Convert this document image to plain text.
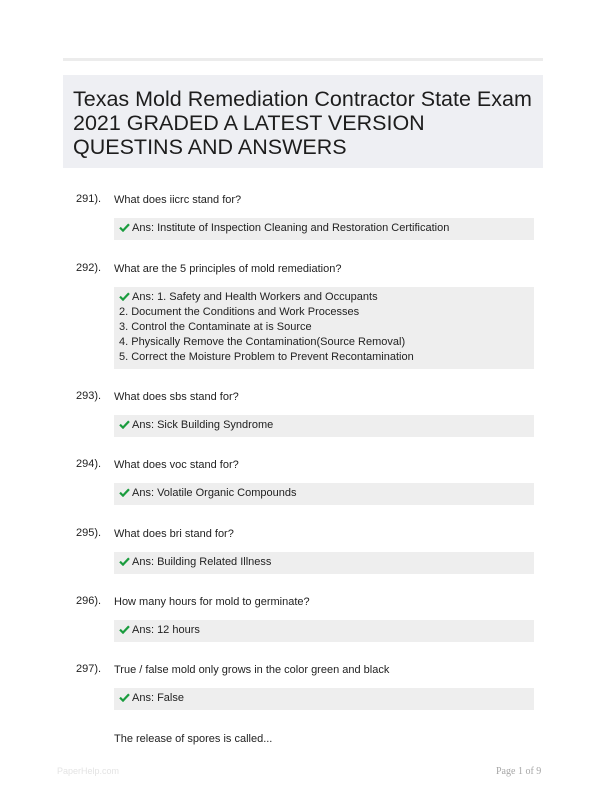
Texas Mold Remediation Contractor State Exam 2021 GRADED A LATEST VERSION QUESTINS AND ANSWERS
291). What does iicrc stand for?
Ans: Institute of Inspection Cleaning and Restoration Certification
292). What are the 5 principles of mold remediation?
Ans: 1. Safety and Health Workers and Occupants
2. Document the Conditions and Work Processes
3. Control the Contaminate at is Source
4. Physically Remove the Contamination(Source Removal)
5. Correct the Moisture Problem to Prevent Recontamination
293). What does sbs stand for?
Ans: Sick Building Syndrome
294). What does voc stand for?
Ans: Volatile Organic Compounds
295). What does bri stand for?
Ans: Building Related Illness
296). How many hours for mold to germinate?
Ans: 12 hours
297). True / false mold only grows in the color green and black
Ans: False
The release of spores is called...
PaperHelp.com	Page 1 of 9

§ PROMPT: Verbatim reproduction of every record is required; images are left out.

§ OUTPUT BELOW:
Convert this document image to plain text.
Texas Mold Remediation Contractor State Exam 2021 GRADED A LATEST VERSION QUESTINS AND ANSWERS
291). What does iicrc stand for?
Ans: Institute of Inspection Cleaning and Restoration Certification
292). What are the 5 principles of mold remediation?
Ans: 1. Safety and Health Workers and Occupants
2. Document the Conditions and Work Processes
3. Control the Contaminate at is Source
4. Physically Remove the Contamination(Source Removal)
5. Correct the Moisture Problem to Prevent Recontamination
293). What does sbs stand for?
Ans: Sick Building Syndrome
294). What does voc stand for?
Ans: Volatile Organic Compounds
295). What does bri stand for?
Ans: Building Related Illness
296). How many hours for mold to germinate?
Ans: 12 hours
297). True / false mold only grows in the color green and black
Ans: False
The release of spores is called...
PaperHelp.com	Page 1 of 9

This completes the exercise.